Aim of the task. Return the listing below in full, with every line exactly as it is.

[start]

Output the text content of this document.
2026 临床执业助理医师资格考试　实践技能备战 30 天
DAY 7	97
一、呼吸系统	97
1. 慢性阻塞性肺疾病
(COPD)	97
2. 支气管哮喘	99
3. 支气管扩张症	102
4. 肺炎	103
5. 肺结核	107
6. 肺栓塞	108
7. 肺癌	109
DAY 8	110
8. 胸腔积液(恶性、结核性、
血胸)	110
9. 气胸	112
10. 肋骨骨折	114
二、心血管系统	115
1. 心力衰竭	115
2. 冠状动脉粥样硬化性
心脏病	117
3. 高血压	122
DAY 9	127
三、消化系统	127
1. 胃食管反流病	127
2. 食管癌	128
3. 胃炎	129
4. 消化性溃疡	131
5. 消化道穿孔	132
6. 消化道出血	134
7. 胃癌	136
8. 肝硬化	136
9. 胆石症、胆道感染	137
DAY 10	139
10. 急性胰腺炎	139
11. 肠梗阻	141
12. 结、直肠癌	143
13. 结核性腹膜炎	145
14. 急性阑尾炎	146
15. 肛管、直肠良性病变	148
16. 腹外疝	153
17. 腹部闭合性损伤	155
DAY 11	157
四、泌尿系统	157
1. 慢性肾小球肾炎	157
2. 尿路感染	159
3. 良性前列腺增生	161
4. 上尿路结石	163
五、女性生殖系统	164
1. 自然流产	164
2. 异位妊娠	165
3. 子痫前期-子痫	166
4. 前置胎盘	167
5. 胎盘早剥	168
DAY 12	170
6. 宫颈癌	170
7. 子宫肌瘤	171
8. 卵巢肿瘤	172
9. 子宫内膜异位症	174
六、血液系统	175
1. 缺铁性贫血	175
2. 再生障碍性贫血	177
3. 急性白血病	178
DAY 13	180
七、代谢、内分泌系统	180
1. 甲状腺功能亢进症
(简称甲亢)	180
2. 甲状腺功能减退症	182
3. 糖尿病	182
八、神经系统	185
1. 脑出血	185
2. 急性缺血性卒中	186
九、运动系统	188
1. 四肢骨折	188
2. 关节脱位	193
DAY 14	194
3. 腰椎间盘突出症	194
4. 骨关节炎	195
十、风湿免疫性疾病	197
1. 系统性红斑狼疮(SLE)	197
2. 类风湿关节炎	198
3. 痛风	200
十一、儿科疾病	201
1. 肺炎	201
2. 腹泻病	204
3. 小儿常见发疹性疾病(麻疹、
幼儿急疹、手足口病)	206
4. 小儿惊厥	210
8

[end]

Finished task.
Output the text content of this document.
2026 临床执业助理医师资格考试　实践技能备战 30 天
DAY 7	97
一、呼吸系统	97
1. 慢性阻塞性肺疾病
(COPD)	97
2. 支气管哮喘	99
3. 支气管扩张症	102
4. 肺炎	103
5. 肺结核	107
6. 肺栓塞	108
7. 肺癌	109
DAY 8	110
8. 胸腔积液(恶性、结核性、
血胸)	110
9. 气胸	112
10. 肋骨骨折	114
二、心血管系统	115
1. 心力衰竭	115
2. 冠状动脉粥样硬化性
心脏病	117
3. 高血压	122
DAY 9	127
三、消化系统	127
1. 胃食管反流病	127
2. 食管癌	128
3. 胃炎	129
4. 消化性溃疡	131
5. 消化道穿孔	132
6. 消化道出血	134
7. 胃癌	136
8. 肝硬化	136
9. 胆石症、胆道感染	137
DAY 10	139
10. 急性胰腺炎	139
11. 肠梗阻	141
12. 结、直肠癌	143
13. 结核性腹膜炎	145
14. 急性阑尾炎	146
15. 肛管、直肠良性病变	148
16. 腹外疝	153
17. 腹部闭合性损伤	155
DAY 11	157
四、泌尿系统	157
1. 慢性肾小球肾炎	157
2. 尿路感染	159
3. 良性前列腺增生	161
4. 上尿路结石	163
五、女性生殖系统	164
1. 自然流产	164
2. 异位妊娠	165
3. 子痫前期-子痫	166
4. 前置胎盘	167
5. 胎盘早剥	168
DAY 12	170
6. 宫颈癌	170
7. 子宫肌瘤	171
8. 卵巢肿瘤	172
9. 子宫内膜异位症	174
六、血液系统	175
1. 缺铁性贫血	175
2. 再生障碍性贫血	177
3. 急性白血病	178
DAY 13	180
七、代谢、内分泌系统	180
1. 甲状腺功能亢进症
(简称甲亢)	180
2. 甲状腺功能减退症	182
3. 糖尿病	182
八、神经系统	185
1. 脑出血	185
2. 急性缺血性卒中	186
九、运动系统	188
1. 四肢骨折	188
2. 关节脱位	193
DAY 14	194
3. 腰椎间盘突出症	194
4. 骨关节炎	195
十、风湿免疫性疾病	197
1. 系统性红斑狼疮(SLE)	197
2. 类风湿关节炎	198
3. 痛风	200
十一、儿科疾病	201
1. 肺炎	201
2. 腹泻病	204
3. 小儿常见发疹性疾病(麻疹、
幼儿急疹、手足口病)	206
4. 小儿惊厥	210
8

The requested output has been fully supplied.